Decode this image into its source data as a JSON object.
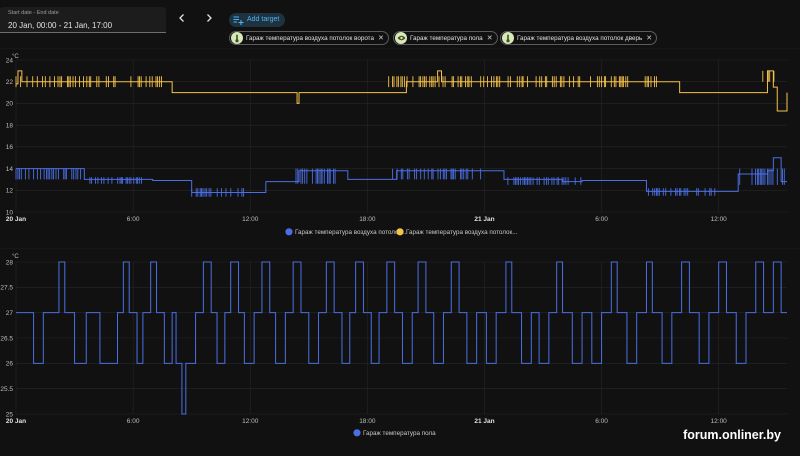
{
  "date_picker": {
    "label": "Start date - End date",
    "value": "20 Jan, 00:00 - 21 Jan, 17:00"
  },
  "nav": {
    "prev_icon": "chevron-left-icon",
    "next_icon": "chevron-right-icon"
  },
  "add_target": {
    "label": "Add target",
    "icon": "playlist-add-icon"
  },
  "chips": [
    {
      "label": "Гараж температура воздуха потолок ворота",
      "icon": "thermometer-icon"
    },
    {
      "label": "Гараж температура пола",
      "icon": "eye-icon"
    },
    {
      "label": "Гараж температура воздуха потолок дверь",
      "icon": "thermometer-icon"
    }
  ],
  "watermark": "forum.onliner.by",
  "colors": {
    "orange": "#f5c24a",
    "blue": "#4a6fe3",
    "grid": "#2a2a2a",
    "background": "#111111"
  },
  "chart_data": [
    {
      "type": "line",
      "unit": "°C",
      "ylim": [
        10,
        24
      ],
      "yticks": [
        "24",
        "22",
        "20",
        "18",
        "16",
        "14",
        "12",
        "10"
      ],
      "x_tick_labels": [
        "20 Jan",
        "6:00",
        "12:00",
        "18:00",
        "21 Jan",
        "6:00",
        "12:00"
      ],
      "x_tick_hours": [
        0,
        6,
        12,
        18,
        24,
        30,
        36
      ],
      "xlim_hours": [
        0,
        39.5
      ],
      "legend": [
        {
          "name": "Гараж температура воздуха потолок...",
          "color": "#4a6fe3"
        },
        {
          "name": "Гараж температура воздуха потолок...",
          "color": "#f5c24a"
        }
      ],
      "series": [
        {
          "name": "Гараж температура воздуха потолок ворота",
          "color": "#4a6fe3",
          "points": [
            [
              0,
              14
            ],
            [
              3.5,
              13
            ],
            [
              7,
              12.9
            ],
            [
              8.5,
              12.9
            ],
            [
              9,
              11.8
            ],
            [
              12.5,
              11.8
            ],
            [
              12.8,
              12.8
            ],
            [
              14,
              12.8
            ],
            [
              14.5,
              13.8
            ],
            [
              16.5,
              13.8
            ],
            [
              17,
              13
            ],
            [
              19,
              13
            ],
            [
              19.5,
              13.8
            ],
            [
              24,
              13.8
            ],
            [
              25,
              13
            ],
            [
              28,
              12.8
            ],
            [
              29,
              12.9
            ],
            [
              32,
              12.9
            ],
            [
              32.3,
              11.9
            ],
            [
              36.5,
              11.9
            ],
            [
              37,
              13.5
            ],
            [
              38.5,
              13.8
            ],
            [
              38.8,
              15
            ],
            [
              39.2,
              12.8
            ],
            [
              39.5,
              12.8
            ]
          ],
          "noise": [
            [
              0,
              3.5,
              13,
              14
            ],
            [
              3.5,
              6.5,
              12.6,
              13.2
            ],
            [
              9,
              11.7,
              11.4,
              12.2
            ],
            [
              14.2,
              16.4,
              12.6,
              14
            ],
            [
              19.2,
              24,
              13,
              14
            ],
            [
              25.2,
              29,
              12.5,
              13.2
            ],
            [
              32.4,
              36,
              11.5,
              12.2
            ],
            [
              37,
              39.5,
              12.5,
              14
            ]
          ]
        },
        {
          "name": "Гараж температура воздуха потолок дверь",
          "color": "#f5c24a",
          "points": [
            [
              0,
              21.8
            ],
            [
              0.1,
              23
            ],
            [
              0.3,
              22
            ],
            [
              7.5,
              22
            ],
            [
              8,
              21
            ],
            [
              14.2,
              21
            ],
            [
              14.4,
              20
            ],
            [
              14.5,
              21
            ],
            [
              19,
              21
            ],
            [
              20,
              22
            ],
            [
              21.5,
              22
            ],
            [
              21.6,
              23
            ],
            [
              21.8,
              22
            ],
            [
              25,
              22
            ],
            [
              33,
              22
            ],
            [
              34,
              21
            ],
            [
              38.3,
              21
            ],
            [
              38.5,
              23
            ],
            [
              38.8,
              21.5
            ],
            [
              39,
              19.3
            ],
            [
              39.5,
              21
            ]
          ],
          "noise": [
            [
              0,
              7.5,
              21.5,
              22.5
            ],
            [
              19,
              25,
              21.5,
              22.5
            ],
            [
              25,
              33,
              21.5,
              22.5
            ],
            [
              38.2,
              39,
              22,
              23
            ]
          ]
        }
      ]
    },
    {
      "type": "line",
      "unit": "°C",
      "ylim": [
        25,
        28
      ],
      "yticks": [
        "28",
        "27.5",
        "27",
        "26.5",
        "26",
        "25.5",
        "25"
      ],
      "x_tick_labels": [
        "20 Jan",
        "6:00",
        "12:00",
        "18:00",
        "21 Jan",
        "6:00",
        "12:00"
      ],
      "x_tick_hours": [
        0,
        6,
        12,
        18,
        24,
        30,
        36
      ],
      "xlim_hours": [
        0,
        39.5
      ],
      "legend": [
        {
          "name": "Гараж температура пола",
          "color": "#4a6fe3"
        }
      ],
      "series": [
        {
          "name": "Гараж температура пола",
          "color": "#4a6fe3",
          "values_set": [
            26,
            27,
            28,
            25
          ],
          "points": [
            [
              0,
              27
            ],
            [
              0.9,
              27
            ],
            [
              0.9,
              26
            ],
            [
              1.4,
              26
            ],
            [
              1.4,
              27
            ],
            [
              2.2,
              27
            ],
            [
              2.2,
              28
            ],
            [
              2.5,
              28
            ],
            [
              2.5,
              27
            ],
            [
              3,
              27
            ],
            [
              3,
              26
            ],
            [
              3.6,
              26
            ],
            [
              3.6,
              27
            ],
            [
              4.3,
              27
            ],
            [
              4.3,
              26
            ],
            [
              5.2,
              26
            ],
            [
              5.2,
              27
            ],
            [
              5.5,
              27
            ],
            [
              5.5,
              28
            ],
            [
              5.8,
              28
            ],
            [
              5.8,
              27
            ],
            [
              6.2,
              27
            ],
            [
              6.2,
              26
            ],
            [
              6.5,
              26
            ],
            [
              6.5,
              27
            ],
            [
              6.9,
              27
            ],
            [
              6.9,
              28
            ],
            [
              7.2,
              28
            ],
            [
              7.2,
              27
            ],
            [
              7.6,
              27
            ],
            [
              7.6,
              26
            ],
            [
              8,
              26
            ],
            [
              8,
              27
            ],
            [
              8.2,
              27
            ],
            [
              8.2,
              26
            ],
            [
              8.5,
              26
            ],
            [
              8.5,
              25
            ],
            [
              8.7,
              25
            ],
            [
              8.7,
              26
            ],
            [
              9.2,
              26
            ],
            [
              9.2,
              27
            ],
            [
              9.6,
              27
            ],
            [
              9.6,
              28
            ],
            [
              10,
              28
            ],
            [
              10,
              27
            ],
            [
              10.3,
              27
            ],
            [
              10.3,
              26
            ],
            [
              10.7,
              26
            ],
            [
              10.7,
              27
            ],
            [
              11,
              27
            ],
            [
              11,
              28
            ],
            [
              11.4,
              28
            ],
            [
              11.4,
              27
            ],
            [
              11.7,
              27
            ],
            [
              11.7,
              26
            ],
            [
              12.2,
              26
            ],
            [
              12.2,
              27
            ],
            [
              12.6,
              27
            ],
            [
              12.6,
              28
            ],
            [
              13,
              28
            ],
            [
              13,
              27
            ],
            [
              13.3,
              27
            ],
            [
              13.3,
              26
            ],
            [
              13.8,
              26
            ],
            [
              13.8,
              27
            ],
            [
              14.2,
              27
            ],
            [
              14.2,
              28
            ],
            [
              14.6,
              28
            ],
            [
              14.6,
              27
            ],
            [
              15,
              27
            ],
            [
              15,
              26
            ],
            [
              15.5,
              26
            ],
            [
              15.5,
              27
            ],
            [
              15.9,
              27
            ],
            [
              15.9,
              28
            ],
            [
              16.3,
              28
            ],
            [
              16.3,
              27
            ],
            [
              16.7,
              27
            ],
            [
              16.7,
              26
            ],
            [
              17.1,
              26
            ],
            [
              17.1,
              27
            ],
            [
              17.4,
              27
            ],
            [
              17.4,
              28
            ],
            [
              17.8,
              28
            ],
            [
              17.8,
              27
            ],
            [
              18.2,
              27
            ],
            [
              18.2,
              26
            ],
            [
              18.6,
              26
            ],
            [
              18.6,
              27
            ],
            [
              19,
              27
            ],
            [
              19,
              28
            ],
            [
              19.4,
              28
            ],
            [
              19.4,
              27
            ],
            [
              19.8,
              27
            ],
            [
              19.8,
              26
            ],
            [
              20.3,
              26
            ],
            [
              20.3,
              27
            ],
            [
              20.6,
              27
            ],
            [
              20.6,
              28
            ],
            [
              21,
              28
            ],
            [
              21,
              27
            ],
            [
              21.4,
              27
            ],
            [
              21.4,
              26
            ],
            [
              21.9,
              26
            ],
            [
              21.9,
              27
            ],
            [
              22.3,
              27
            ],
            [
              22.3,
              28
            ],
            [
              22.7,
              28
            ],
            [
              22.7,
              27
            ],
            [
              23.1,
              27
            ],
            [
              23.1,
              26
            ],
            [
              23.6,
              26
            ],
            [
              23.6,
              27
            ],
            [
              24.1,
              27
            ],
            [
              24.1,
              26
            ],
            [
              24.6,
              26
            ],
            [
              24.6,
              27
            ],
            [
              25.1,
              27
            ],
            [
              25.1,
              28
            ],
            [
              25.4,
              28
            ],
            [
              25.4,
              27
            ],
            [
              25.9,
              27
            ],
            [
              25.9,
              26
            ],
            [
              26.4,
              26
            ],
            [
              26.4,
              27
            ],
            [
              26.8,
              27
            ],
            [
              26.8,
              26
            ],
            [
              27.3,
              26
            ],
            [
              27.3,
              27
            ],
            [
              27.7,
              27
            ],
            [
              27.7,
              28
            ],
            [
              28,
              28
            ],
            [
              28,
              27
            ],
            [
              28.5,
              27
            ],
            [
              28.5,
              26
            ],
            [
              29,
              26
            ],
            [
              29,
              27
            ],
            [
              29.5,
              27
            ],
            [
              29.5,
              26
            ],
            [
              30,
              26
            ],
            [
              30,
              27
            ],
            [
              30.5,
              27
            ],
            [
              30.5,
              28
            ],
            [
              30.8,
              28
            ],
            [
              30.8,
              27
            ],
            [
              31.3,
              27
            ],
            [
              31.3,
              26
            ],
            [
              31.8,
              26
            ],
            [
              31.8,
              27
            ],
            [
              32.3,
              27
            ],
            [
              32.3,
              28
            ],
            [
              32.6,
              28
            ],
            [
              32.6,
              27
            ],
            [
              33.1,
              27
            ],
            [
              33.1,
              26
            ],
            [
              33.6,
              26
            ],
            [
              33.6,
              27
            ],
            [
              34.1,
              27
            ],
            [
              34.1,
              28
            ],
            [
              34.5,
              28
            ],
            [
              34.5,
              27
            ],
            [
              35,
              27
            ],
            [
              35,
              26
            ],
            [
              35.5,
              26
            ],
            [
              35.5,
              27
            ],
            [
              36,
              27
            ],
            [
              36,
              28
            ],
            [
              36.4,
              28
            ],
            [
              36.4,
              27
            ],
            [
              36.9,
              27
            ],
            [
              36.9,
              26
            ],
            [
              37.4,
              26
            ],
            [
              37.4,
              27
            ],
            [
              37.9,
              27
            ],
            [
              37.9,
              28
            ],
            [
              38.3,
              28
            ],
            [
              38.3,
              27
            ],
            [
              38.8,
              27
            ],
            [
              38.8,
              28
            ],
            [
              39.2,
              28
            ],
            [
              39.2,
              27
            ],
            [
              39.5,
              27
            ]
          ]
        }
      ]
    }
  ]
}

========================================================================

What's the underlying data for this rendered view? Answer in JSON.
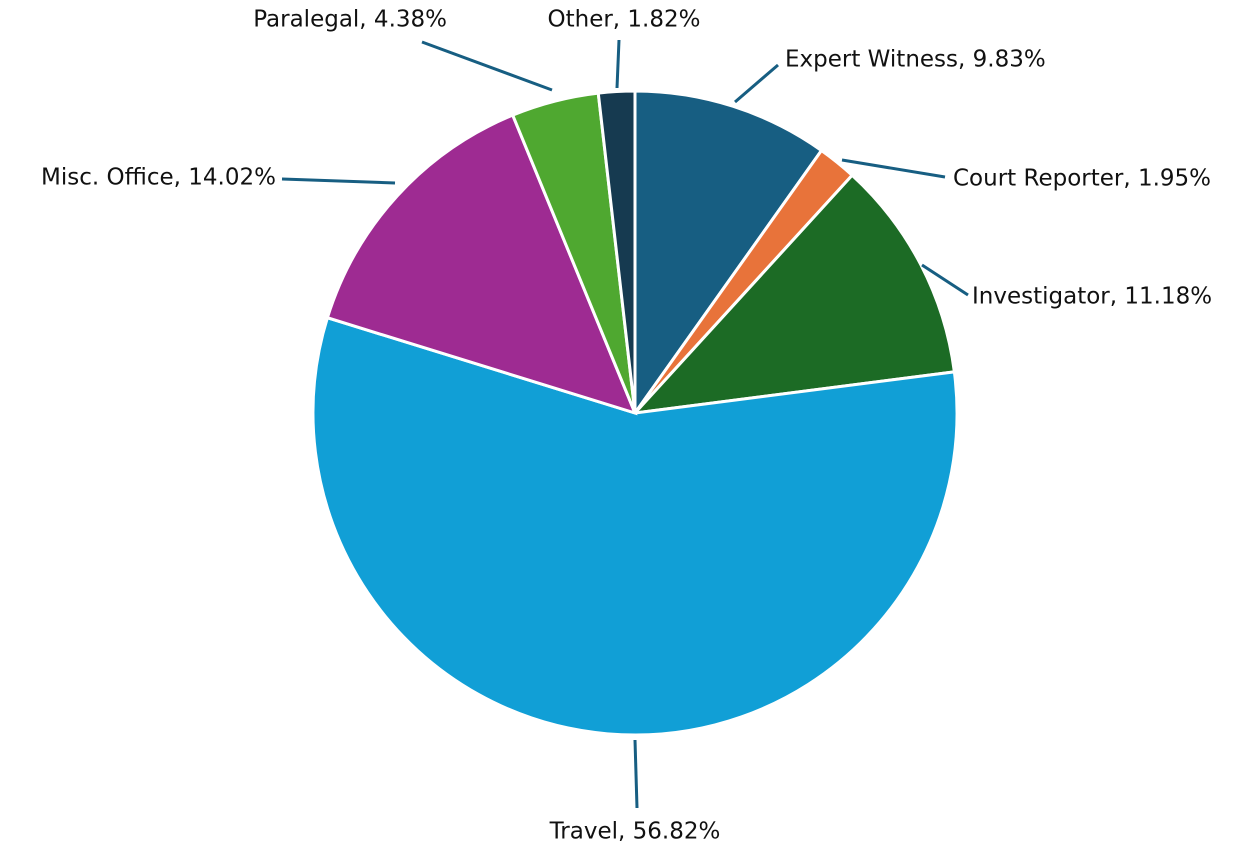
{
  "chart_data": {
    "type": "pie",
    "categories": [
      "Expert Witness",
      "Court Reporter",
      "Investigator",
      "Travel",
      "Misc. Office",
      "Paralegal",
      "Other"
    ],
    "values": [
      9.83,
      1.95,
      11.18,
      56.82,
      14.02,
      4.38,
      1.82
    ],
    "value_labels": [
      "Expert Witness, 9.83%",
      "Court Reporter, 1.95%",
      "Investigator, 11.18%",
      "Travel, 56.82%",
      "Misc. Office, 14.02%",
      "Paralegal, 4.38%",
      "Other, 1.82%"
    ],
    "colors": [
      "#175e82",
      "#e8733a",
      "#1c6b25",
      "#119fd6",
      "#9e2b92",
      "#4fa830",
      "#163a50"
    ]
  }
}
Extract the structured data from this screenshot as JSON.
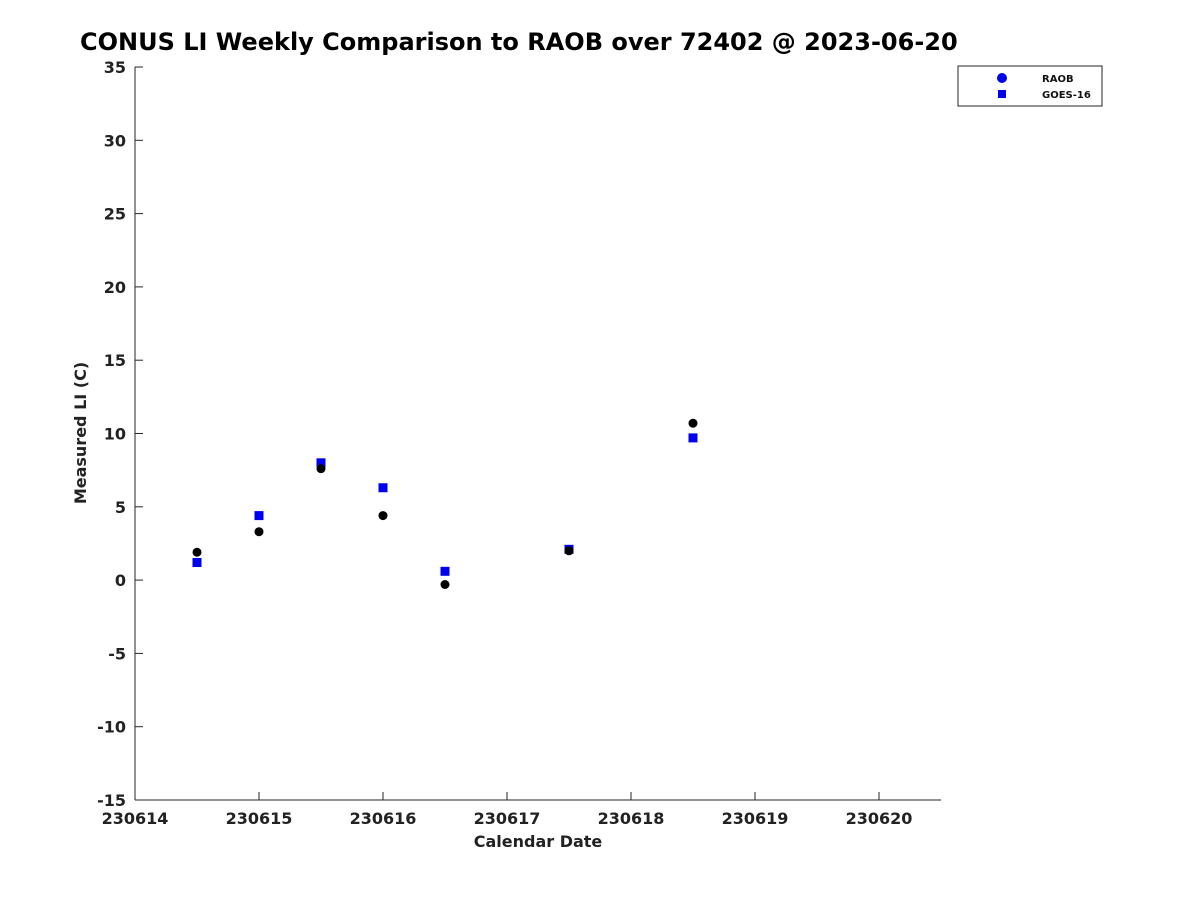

========================================================================

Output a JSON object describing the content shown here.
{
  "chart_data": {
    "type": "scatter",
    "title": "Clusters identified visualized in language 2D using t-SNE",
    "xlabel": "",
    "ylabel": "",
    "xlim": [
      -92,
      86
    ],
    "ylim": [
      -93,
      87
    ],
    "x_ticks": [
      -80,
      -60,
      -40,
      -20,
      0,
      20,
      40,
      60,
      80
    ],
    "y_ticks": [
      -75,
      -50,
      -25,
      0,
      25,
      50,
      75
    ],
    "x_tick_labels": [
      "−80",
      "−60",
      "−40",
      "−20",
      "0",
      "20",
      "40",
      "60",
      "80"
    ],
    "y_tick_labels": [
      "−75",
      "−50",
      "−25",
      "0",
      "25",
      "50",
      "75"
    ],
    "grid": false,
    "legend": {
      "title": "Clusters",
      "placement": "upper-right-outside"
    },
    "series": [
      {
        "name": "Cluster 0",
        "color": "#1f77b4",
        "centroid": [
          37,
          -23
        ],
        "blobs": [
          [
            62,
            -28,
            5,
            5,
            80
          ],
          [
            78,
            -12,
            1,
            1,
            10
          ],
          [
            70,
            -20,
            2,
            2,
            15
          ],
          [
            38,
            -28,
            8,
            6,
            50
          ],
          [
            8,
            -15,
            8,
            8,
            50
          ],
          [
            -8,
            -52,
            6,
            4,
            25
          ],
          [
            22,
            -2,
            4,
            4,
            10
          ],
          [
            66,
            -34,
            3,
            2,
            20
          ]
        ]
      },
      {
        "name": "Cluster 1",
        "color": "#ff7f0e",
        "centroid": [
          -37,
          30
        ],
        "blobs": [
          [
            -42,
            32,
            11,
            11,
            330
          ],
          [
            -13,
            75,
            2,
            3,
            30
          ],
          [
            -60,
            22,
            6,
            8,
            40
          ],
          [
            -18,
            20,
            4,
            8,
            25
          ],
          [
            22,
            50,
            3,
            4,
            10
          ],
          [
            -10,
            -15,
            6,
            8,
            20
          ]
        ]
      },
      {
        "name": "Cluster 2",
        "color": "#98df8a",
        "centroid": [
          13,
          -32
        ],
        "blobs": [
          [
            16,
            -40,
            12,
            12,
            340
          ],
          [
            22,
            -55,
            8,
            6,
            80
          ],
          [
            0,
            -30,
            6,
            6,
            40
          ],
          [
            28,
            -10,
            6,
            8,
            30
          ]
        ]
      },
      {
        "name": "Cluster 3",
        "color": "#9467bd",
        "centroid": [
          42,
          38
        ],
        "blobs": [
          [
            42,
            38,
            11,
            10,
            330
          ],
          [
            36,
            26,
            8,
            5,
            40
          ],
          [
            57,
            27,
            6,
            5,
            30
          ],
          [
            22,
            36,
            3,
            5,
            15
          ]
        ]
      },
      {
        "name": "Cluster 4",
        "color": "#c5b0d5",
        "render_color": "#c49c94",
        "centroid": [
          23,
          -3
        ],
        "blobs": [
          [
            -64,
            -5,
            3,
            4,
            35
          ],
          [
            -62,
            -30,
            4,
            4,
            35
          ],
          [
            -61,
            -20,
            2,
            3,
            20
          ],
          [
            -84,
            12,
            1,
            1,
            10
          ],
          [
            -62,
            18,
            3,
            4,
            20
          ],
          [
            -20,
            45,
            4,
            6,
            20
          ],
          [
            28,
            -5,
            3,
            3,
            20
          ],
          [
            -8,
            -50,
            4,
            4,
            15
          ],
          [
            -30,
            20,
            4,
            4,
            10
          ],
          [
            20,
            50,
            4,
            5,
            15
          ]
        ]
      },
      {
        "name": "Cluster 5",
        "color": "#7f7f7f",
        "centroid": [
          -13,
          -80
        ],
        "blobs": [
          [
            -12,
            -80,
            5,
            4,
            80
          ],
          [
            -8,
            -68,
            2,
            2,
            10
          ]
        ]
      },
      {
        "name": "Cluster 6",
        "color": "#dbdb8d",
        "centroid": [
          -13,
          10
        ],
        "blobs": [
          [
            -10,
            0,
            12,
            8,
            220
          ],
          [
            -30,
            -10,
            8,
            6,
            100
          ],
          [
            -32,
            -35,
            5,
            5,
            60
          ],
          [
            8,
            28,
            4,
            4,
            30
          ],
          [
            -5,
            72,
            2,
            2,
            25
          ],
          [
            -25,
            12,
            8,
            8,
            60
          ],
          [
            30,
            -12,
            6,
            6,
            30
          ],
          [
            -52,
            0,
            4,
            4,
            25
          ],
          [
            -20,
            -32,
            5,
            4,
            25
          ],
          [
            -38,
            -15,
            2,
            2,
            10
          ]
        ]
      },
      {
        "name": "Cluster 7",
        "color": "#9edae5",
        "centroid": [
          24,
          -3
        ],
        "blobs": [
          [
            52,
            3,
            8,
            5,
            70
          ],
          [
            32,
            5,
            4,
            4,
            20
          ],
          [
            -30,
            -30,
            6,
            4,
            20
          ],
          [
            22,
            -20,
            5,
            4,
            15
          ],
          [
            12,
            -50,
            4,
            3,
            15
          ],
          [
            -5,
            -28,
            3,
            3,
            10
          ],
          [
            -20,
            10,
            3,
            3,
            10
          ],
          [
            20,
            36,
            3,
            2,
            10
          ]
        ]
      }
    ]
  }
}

========================================================================

## Task statement
Exactly the lines from the one with "What's the underlying" through the one with "Extract the structured" are to be reproduced, and no pictures with them.

## Correct output
What's the underlying data for this rendered view? Answer in JSON.
{
  "chart_data": {
    "type": "pie",
    "categories": [
      "Expert Witness",
      "Court Reporter",
      "Investigator",
      "Travel",
      "Misc. Office",
      "Paralegal",
      "Other"
    ],
    "values": [
      9.83,
      1.95,
      11.18,
      56.82,
      14.02,
      4.38,
      1.82
    ],
    "value_labels": [
      "Expert Witness, 9.83%",
      "Court Reporter, 1.95%",
      "Investigator, 11.18%",
      "Travel, 56.82%",
      "Misc. Office, 14.02%",
      "Paralegal, 4.38%",
      "Other, 1.82%"
    ],
    "colors": [
      "#175e82",
      "#e8733a",
      "#1c6b25",
      "#119fd6",
      "#9e2b92",
      "#4fa830",
      "#163a50"
    ]
  }
}
Extract the structured data from this screenshot as JSON.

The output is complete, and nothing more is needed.